» GIVEN RECORDS

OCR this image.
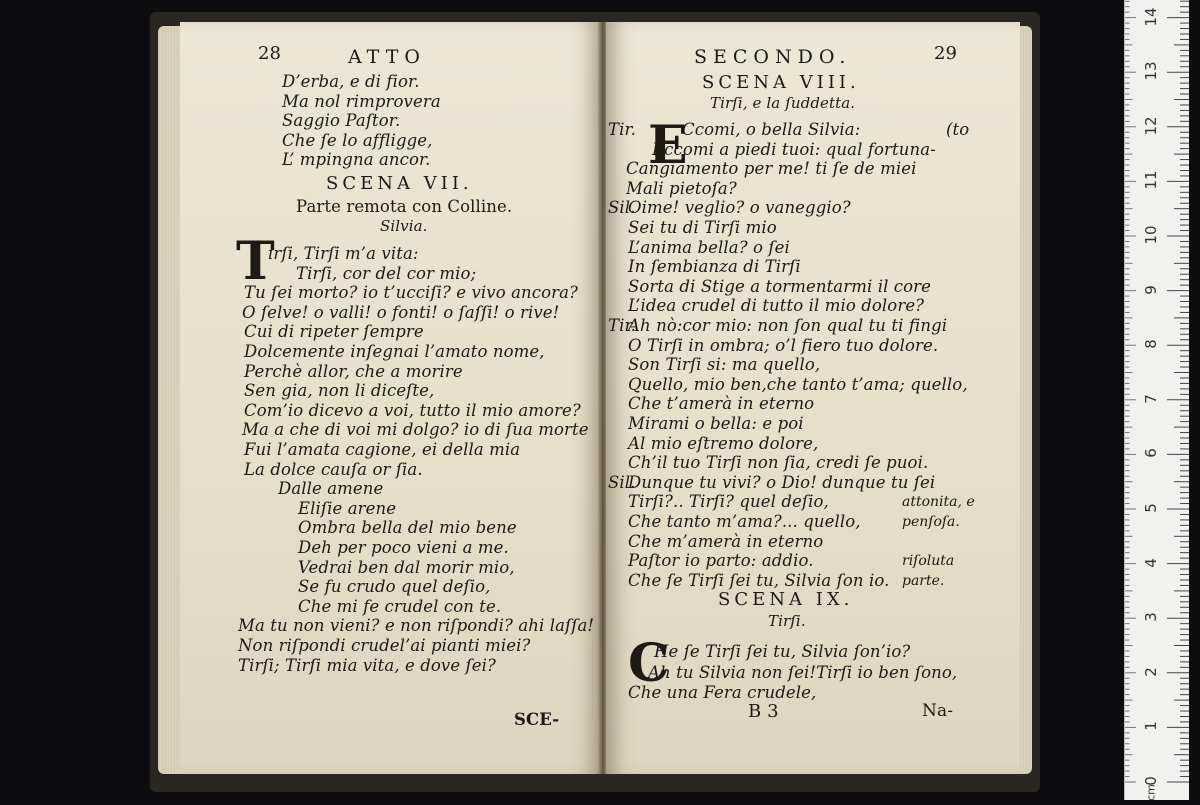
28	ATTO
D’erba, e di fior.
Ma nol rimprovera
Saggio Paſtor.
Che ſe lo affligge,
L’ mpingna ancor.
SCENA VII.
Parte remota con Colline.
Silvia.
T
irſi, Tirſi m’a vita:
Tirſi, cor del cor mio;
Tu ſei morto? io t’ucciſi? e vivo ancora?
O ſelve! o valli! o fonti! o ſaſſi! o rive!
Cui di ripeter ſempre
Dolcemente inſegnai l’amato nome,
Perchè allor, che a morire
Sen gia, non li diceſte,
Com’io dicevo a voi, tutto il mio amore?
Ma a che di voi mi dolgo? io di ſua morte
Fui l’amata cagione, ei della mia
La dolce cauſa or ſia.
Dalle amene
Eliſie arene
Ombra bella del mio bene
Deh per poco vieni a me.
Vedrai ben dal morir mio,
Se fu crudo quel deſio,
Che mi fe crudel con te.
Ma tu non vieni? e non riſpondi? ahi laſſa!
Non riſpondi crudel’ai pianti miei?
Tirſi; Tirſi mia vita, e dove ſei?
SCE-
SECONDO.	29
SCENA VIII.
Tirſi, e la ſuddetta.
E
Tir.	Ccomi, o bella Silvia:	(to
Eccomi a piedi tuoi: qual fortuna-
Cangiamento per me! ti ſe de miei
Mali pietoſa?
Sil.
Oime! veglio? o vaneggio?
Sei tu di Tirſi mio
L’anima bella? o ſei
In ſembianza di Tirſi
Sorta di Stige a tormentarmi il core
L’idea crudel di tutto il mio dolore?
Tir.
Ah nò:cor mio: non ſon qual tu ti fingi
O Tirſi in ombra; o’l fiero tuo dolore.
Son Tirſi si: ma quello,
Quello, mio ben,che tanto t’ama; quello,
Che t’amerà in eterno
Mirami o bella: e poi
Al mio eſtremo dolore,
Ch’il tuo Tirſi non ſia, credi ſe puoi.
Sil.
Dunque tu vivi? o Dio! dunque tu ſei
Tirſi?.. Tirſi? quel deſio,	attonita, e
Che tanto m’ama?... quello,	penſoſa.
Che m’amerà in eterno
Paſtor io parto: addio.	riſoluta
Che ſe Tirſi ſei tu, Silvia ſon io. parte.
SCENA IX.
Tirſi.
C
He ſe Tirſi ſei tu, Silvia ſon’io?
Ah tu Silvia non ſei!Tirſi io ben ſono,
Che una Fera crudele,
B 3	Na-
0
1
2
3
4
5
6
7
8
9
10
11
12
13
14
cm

» WORK INSTRUCTIONS
Output a faithful copy of the data, with each picture left out.

» RESPONSE
OCR this image.
28	ATTO
D’erba, e di fior.
Ma nol rimprovera
Saggio Paſtor.
Che ſe lo affligge,
L’ mpingna ancor.
SCENA VII.
Parte remota con Colline.
Silvia.
T
irſi, Tirſi m’a vita:
Tirſi, cor del cor mio;
Tu ſei morto? io t’ucciſi? e vivo ancora?
O ſelve! o valli! o fonti! o ſaſſi! o rive!
Cui di ripeter ſempre
Dolcemente inſegnai l’amato nome,
Perchè allor, che a morire
Sen gia, non li diceſte,
Com’io dicevo a voi, tutto il mio amore?
Ma a che di voi mi dolgo? io di ſua morte
Fui l’amata cagione, ei della mia
La dolce cauſa or ſia.
Dalle amene
Eliſie arene
Ombra bella del mio bene
Deh per poco vieni a me.
Vedrai ben dal morir mio,
Se fu crudo quel deſio,
Che mi fe crudel con te.
Ma tu non vieni? e non riſpondi? ahi laſſa!
Non riſpondi crudel’ai pianti miei?
Tirſi; Tirſi mia vita, e dove ſei?
SCE-
SECONDO.	29
SCENA VIII.
Tirſi, e la ſuddetta.
E
Tir.	Ccomi, o bella Silvia:	(to
Eccomi a piedi tuoi: qual fortuna-
Cangiamento per me! ti ſe de miei
Mali pietoſa?
Sil.
Oime! veglio? o vaneggio?
Sei tu di Tirſi mio
L’anima bella? o ſei
In ſembianza di Tirſi
Sorta di Stige a tormentarmi il core
L’idea crudel di tutto il mio dolore?
Tir.
Ah nò:cor mio: non ſon qual tu ti fingi
O Tirſi in ombra; o’l fiero tuo dolore.
Son Tirſi si: ma quello,
Quello, mio ben,che tanto t’ama; quello,
Che t’amerà in eterno
Mirami o bella: e poi
Al mio eſtremo dolore,
Ch’il tuo Tirſi non ſia, credi ſe puoi.
Sil.
Dunque tu vivi? o Dio! dunque tu ſei
Tirſi?.. Tirſi? quel deſio,	attonita, e
Che tanto m’ama?... quello,	penſoſa.
Che m’amerà in eterno
Paſtor io parto: addio.	riſoluta
Che ſe Tirſi ſei tu, Silvia ſon io. parte.
SCENA IX.
Tirſi.
C
He ſe Tirſi ſei tu, Silvia ſon’io?
Ah tu Silvia non ſei!Tirſi io ben ſono,
Che una Fera crudele,
B 3	Na-
0
1
2
3
4
5
6
7
8
9
10
11
12
13
14
cm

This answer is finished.